[Stored items]
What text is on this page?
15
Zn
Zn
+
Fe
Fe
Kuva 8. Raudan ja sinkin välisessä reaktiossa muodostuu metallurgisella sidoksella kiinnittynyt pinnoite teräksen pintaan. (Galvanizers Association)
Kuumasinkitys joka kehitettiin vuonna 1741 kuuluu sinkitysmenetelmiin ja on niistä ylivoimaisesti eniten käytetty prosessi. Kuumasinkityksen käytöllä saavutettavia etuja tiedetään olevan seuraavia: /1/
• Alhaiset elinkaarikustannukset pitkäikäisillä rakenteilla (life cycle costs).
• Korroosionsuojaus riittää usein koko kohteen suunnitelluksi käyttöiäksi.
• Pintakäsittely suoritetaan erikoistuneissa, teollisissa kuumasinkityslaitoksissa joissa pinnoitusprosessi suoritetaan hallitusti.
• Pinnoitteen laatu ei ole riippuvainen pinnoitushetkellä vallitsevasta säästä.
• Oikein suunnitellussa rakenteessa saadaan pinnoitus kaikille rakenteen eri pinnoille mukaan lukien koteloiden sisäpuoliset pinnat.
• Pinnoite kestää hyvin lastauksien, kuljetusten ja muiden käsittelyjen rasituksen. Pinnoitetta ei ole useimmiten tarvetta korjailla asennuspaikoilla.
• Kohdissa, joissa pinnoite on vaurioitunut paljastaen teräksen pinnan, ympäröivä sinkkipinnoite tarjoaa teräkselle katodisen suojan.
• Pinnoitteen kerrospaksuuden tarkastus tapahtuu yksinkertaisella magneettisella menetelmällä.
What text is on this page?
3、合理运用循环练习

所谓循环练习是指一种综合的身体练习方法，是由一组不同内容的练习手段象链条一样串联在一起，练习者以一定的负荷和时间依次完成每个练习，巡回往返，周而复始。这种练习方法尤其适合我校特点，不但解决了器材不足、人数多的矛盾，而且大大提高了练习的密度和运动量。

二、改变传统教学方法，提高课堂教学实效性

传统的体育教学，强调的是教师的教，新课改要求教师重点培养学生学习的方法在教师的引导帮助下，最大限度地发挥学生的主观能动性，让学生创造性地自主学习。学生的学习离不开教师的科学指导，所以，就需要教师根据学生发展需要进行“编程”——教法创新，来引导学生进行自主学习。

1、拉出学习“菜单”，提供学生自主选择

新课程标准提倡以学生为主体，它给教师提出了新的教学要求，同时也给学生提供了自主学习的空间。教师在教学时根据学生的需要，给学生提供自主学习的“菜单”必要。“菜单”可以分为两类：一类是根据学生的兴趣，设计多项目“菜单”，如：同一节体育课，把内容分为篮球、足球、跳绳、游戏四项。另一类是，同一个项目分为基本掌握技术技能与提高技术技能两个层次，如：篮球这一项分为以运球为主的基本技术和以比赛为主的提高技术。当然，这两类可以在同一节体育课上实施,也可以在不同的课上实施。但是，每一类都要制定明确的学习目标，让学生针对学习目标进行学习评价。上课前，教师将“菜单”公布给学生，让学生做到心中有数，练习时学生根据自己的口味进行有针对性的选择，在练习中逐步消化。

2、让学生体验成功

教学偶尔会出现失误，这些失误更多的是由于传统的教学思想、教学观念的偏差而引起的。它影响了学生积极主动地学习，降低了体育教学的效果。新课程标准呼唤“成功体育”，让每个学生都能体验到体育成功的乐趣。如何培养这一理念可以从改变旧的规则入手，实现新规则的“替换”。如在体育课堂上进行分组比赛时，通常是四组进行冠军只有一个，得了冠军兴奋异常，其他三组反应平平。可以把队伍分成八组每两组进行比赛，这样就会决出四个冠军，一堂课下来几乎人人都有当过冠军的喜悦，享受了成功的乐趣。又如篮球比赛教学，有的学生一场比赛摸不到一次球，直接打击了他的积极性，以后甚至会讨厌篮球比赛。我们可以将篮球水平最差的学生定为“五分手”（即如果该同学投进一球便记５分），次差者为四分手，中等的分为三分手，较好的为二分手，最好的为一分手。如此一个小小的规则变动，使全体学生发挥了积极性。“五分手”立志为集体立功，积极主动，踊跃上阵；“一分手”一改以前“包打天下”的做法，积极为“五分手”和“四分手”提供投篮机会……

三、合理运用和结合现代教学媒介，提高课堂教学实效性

> **Problem description**
Write out each line of the data above again, exactly as given.

> **Task result**
What text is on this page?
15
Zn
Zn
+
Fe
Fe
Kuva 8. Raudan ja sinkin välisessä reaktiossa muodostuu metallurgisella sidoksella kiinnittynyt pinnoite teräksen pintaan. (Galvanizers Association)
Kuumasinkitys joka kehitettiin vuonna 1741 kuuluu sinkitysmenetelmiin ja on niistä ylivoimaisesti eniten käytetty prosessi. Kuumasinkityksen käytöllä saavutettavia etuja tiedetään olevan seuraavia: /1/
• Alhaiset elinkaarikustannukset pitkäikäisillä rakenteilla (life cycle costs).
• Korroosionsuojaus riittää usein koko kohteen suunnitelluksi käyttöiäksi.
• Pintakäsittely suoritetaan erikoistuneissa, teollisissa kuumasinkityslaitoksissa joissa pinnoitusprosessi suoritetaan hallitusti.
• Pinnoitteen laatu ei ole riippuvainen pinnoitushetkellä vallitsevasta säästä.
• Oikein suunnitellussa rakenteessa saadaan pinnoitus kaikille rakenteen eri pinnoille mukaan lukien koteloiden sisäpuoliset pinnat.
• Pinnoite kestää hyvin lastauksien, kuljetusten ja muiden käsittelyjen rasituksen. Pinnoitetta ei ole useimmiten tarvetta korjailla asennuspaikoilla.
• Kohdissa, joissa pinnoite on vaurioitunut paljastaen teräksen pinnan, ympäröivä sinkkipinnoite tarjoaa teräkselle katodisen suojan.
• Pinnoitteen kerrospaksuuden tarkastus tapahtuu yksinkertaisella magneettisella menetelmällä.
What text is on this page?
3、合理运用循环练习

所谓循环练习是指一种综合的身体练习方法，是由一组不同内容的练习手段象链条一样串联在一起，练习者以一定的负荷和时间依次完成每个练习，巡回往返，周而复始。这种练习方法尤其适合我校特点，不但解决了器材不足、人数多的矛盾，而且大大提高了练习的密度和运动量。

二、改变传统教学方法，提高课堂教学实效性

传统的体育教学，强调的是教师的教，新课改要求教师重点培养学生学习的方法在教师的引导帮助下，最大限度地发挥学生的主观能动性，让学生创造性地自主学习。学生的学习离不开教师的科学指导，所以，就需要教师根据学生发展需要进行“编程”——教法创新，来引导学生进行自主学习。

1、拉出学习“菜单”，提供学生自主选择

新课程标准提倡以学生为主体，它给教师提出了新的教学要求，同时也给学生提供了自主学习的空间。教师在教学时根据学生的需要，给学生提供自主学习的“菜单”必要。“菜单”可以分为两类：一类是根据学生的兴趣，设计多项目“菜单”，如：同一节体育课，把内容分为篮球、足球、跳绳、游戏四项。另一类是，同一个项目分为基本掌握技术技能与提高技术技能两个层次，如：篮球这一项分为以运球为主的基本技术和以比赛为主的提高技术。当然，这两类可以在同一节体育课上实施,也可以在不同的课上实施。但是，每一类都要制定明确的学习目标，让学生针对学习目标进行学习评价。上课前，教师将“菜单”公布给学生，让学生做到心中有数，练习时学生根据自己的口味进行有针对性的选择，在练习中逐步消化。

2、让学生体验成功

教学偶尔会出现失误，这些失误更多的是由于传统的教学思想、教学观念的偏差而引起的。它影响了学生积极主动地学习，降低了体育教学的效果。新课程标准呼唤“成功体育”，让每个学生都能体验到体育成功的乐趣。如何培养这一理念可以从改变旧的规则入手，实现新规则的“替换”。如在体育课堂上进行分组比赛时，通常是四组进行冠军只有一个，得了冠军兴奋异常，其他三组反应平平。可以把队伍分成八组每两组进行比赛，这样就会决出四个冠军，一堂课下来几乎人人都有当过冠军的喜悦，享受了成功的乐趣。又如篮球比赛教学，有的学生一场比赛摸不到一次球，直接打击了他的积极性，以后甚至会讨厌篮球比赛。我们可以将篮球水平最差的学生定为“五分手”（即如果该同学投进一球便记５分），次差者为四分手，中等的分为三分手，较好的为二分手，最好的为一分手。如此一个小小的规则变动，使全体学生发挥了积极性。“五分手”立志为集体立功，积极主动，踊跃上阵；“一分手”一改以前“包打天下”的做法，积极为“五分手”和“四分手”提供投篮机会……

三、合理运用和结合现代教学媒介，提高课堂教学实效性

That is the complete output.